[Data tied to figure images]
----

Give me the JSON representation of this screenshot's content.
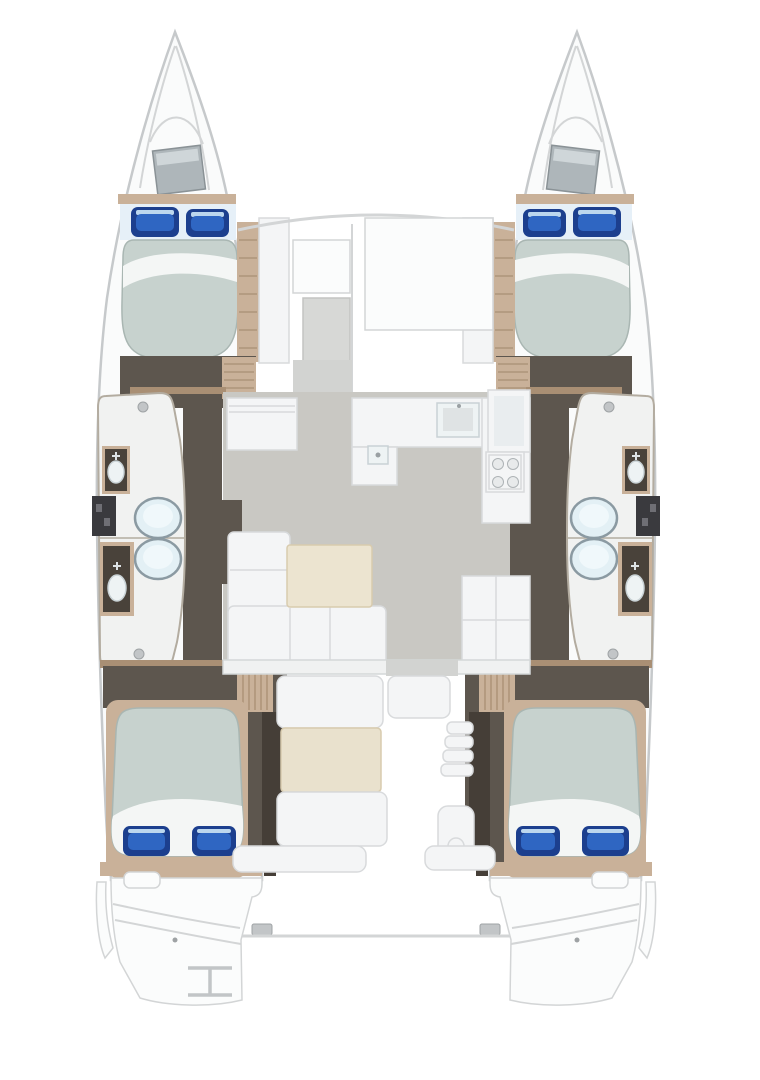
{
  "page": {
    "title": "Catamaran yacht deck plan — 4-cabin layout"
  },
  "plan": {
    "vessel_type": "catamaran",
    "view": "top-down interior floor plan",
    "double_cabins": 4,
    "bathrooms": 4,
    "toilets": 4,
    "washbasins": 4,
    "shower_boxes": 2,
    "bow_hatches": 2,
    "areas": [
      {
        "id": "bow-locker-port",
        "label": "Port bow locker"
      },
      {
        "id": "bow-locker-starboard",
        "label": "Starboard bow locker"
      },
      {
        "id": "foredeck",
        "label": "Foredeck"
      },
      {
        "id": "cabin-forward-port",
        "label": "Forward double cabin (port)"
      },
      {
        "id": "cabin-forward-starboard",
        "label": "Forward double cabin (starboard)"
      },
      {
        "id": "bathroom-forward-port",
        "label": "Forward bathroom (port)"
      },
      {
        "id": "bathroom-aft-port",
        "label": "Aft bathroom (port)"
      },
      {
        "id": "bathroom-forward-starboard",
        "label": "Forward bathroom (starboard)"
      },
      {
        "id": "bathroom-aft-starboard",
        "label": "Aft bathroom (starboard)"
      },
      {
        "id": "saloon",
        "label": "Saloon with sofa and table"
      },
      {
        "id": "galley",
        "label": "Galley with sink and stove"
      },
      {
        "id": "cabin-aft-port",
        "label": "Aft double cabin (port)"
      },
      {
        "id": "cabin-aft-starboard",
        "label": "Aft double cabin (starboard)"
      },
      {
        "id": "cockpit",
        "label": "Aft cockpit with bench seating and table"
      },
      {
        "id": "transom-port",
        "label": "Port transom swim platform"
      },
      {
        "id": "transom-starboard",
        "label": "Starboard transom swim platform"
      },
      {
        "id": "boarding-ladder",
        "label": "Boarding ladder"
      }
    ]
  },
  "colors": {
    "canvas": "#ffffff",
    "hull_fill": "#fafbfb",
    "hull_line": "#c6c9cb",
    "deck_line": "#d3d5d6",
    "deck_panel": "#fbfcfc",
    "foredeck_hatch": "#d7d8d6",
    "wood_floor": "#5d564e",
    "wood_dark": "#453e37",
    "trim_beige": "#c9b199",
    "trim_beige_dark": "#a98f74",
    "mattress": "#c7d2ce",
    "mattress_line": "#a9b6b2",
    "sheet_white": "#f4f6f5",
    "bed_head": "#e6f0f8",
    "pillow_navy": "#1c3f8e",
    "pillow_blue": "#2f66c2",
    "pillow_sheen": "#bcd7ee",
    "bath_white": "#f1f2f1",
    "bath_line": "#b3aca0",
    "toilet_fill": "#e3f0f5",
    "toilet_inner": "#f0f8fb",
    "toilet_line": "#8b9aa2",
    "shower_dark": "#3a3a3e",
    "counter_dark": "#49423a",
    "sink_white": "#eef3f4",
    "sink_line": "#c9d2d5",
    "saloon_floor": "#c9c8c3",
    "walkway_gray": "#d2d3d1",
    "furniture_white": "#f4f5f6",
    "furniture_line": "#d8dadc",
    "table_cream": "#ece4d0",
    "table_line": "#d8cbae",
    "cockpit_table": "#e9e1cd",
    "metal_gray": "#c2c5c7",
    "hatch_gray": "#aeb6ba",
    "hatch_gray_light": "#cfd6d9",
    "hatch_gray_line": "#8a9296"
  }
}
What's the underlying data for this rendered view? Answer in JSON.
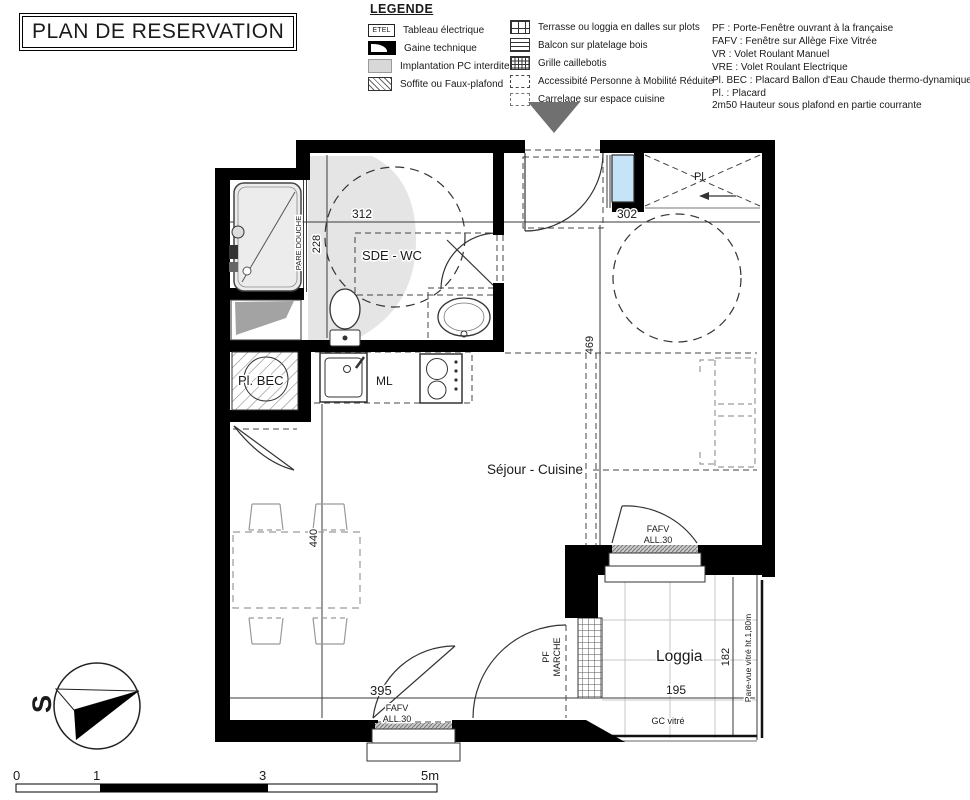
{
  "header": {
    "title": "PLAN DE RESERVATION"
  },
  "legend": {
    "heading": "LEGENDE",
    "col1": [
      {
        "icon": "etel-box",
        "badge": "ETEL",
        "label": "Tableau électrique"
      },
      {
        "icon": "gaine-technique",
        "label": "Gaine technique"
      },
      {
        "icon": "pc-interdit",
        "label": "Implantation PC interdite"
      },
      {
        "icon": "soffite-hatch",
        "label": "Soffite ou Faux-plafond"
      }
    ],
    "col2": [
      {
        "icon": "dalles-grid",
        "label": "Terrasse ou loggia en dalles sur plots"
      },
      {
        "icon": "platelage-lines",
        "label": "Balcon sur platelage bois"
      },
      {
        "icon": "caillebotis-grid",
        "label": "Grille caillebotis"
      },
      {
        "icon": "pmr-dash",
        "label": "Accessibité Personne à Mobilité Réduite"
      },
      {
        "icon": "carrelage-dash",
        "label": "Carrelage sur espace cuisine"
      }
    ],
    "abbreviations": [
      "PF : Porte-Fenêtre ouvrant à la française",
      "FAFV : Fenêtre sur Allège Fixe Vitrée",
      "VR : Volet Roulant Manuel",
      "VRE : Volet Roulant Electrique",
      "Pl. BEC : Placard Ballon d'Eau Chaude thermo-dynamique",
      "Pl. : Placard",
      "2m50 Hauteur sous plafond en partie courrante"
    ]
  },
  "plan": {
    "rooms": {
      "sde_wc": "SDE - WC",
      "sejour": "Séjour - Cuisine",
      "loggia": "Loggia",
      "pl": "Pl.",
      "pl_bec": "Pl. BEC"
    },
    "labels": {
      "ml": "ML",
      "pare_douche": "PARE DOUCHE",
      "fafv": "FAFV",
      "all30": "ALL.30",
      "pf": "PF",
      "marche": "MARCHE",
      "gc_vitre": "GC vitré",
      "pare_vue": "Pare-vue vitré ht.1,80m"
    },
    "dimensions": {
      "d312": "312",
      "d302": "302",
      "d228": "228",
      "d469": "469",
      "d440": "440",
      "d395": "395",
      "d195": "195",
      "d182": "182"
    }
  },
  "compass": {
    "letter": "S"
  },
  "scalebar": {
    "ticks": [
      "0",
      "1",
      "3",
      "5m"
    ]
  },
  "colors": {
    "wall_black": "#000000",
    "window_blue": "#c7e3f7",
    "zone_gray": "#e5e5e5",
    "entry_arrow_gray": "#707070"
  }
}
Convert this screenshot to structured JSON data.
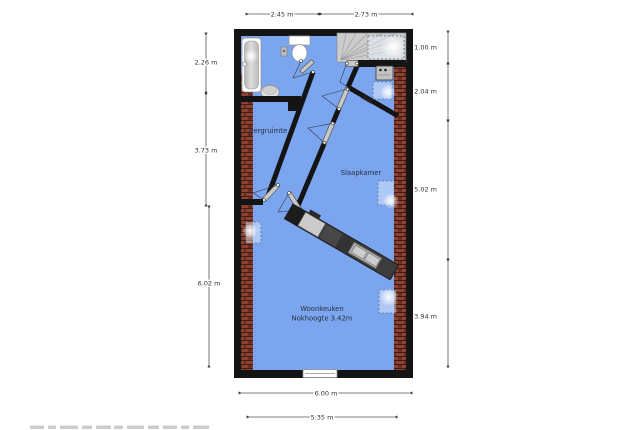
{
  "plan": {
    "rooms": {
      "bergruimte": {
        "label": "Bergruimte"
      },
      "slaapkamer": {
        "label": "Slaapkamer"
      },
      "woonkeuken": {
        "label": "Woonkeuken",
        "sublabel": "Nokhoogte 3.42m"
      }
    },
    "dimensions": {
      "top": [
        {
          "label": "2.45 m"
        },
        {
          "label": "2.73 m"
        }
      ],
      "left": [
        {
          "label": "2.26 m"
        },
        {
          "label": "3.73 m"
        },
        {
          "label": "6.02 m"
        }
      ],
      "right": [
        {
          "label": "1.00 m"
        },
        {
          "label": "2.04 m"
        },
        {
          "label": "5.02 m"
        },
        {
          "label": "3.94 m"
        }
      ],
      "bottom": [
        {
          "label": "6.00 m"
        },
        {
          "label": "5.35 m"
        }
      ]
    },
    "colors": {
      "floor": "#7ba5ee",
      "wall": "#141414",
      "brick": "#8e4130",
      "stairs": "#cccccc",
      "counter": "#3c3c3c",
      "dimension_text": "#333333"
    },
    "fixtures": [
      "bathtub",
      "toilet",
      "washbasin",
      "stairs",
      "boiler",
      "kitchen-counter",
      "double-sink",
      "window",
      "roof-windows"
    ]
  }
}
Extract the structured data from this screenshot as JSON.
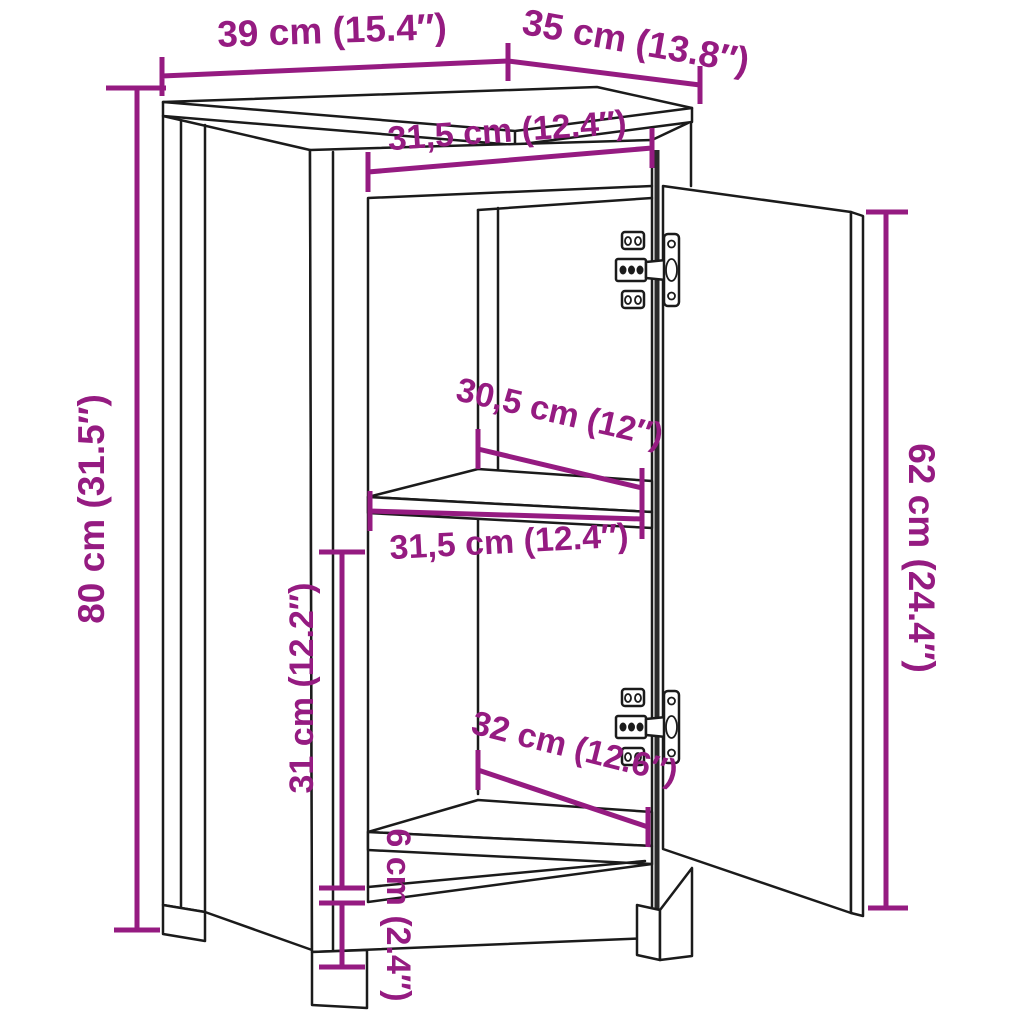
{
  "title": "Cabinet dimensions diagram",
  "diagram": {
    "type": "furniture-dimension-diagram",
    "subject": "two-compartment cabinet with open right-hand door and concealed hinges",
    "colors": {
      "accent": "#951B81",
      "outline": "#1B1B1B",
      "background": "#FFFFFF"
    },
    "dimensions": [
      {
        "id": "top-width",
        "label": "39 cm (15.4″)"
      },
      {
        "id": "top-depth",
        "label": "35 cm (13.8″)"
      },
      {
        "id": "inner-width-top",
        "label": "31,5 cm (12.4″)"
      },
      {
        "id": "total-height",
        "label": "80 cm (31.5″)"
      },
      {
        "id": "shelf-depth",
        "label": "30,5 cm (12″)"
      },
      {
        "id": "inner-width-middle",
        "label": "31,5 cm (12.4″)"
      },
      {
        "id": "door-height",
        "label": "62 cm (24.4″)"
      },
      {
        "id": "inner-height-lower",
        "label": "31 cm (12.2″)"
      },
      {
        "id": "lower-shelf-depth",
        "label": "32 cm (12.6″)"
      },
      {
        "id": "leg-height",
        "label": "6 cm (2.4″)"
      }
    ]
  }
}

----

Return each line with "title".

    "title": "Catamaran yacht deck plan — 4-cabin layout"
    "title": "PLAN DE RESERVATION"
  "title": "Cabinet dimensions diagram",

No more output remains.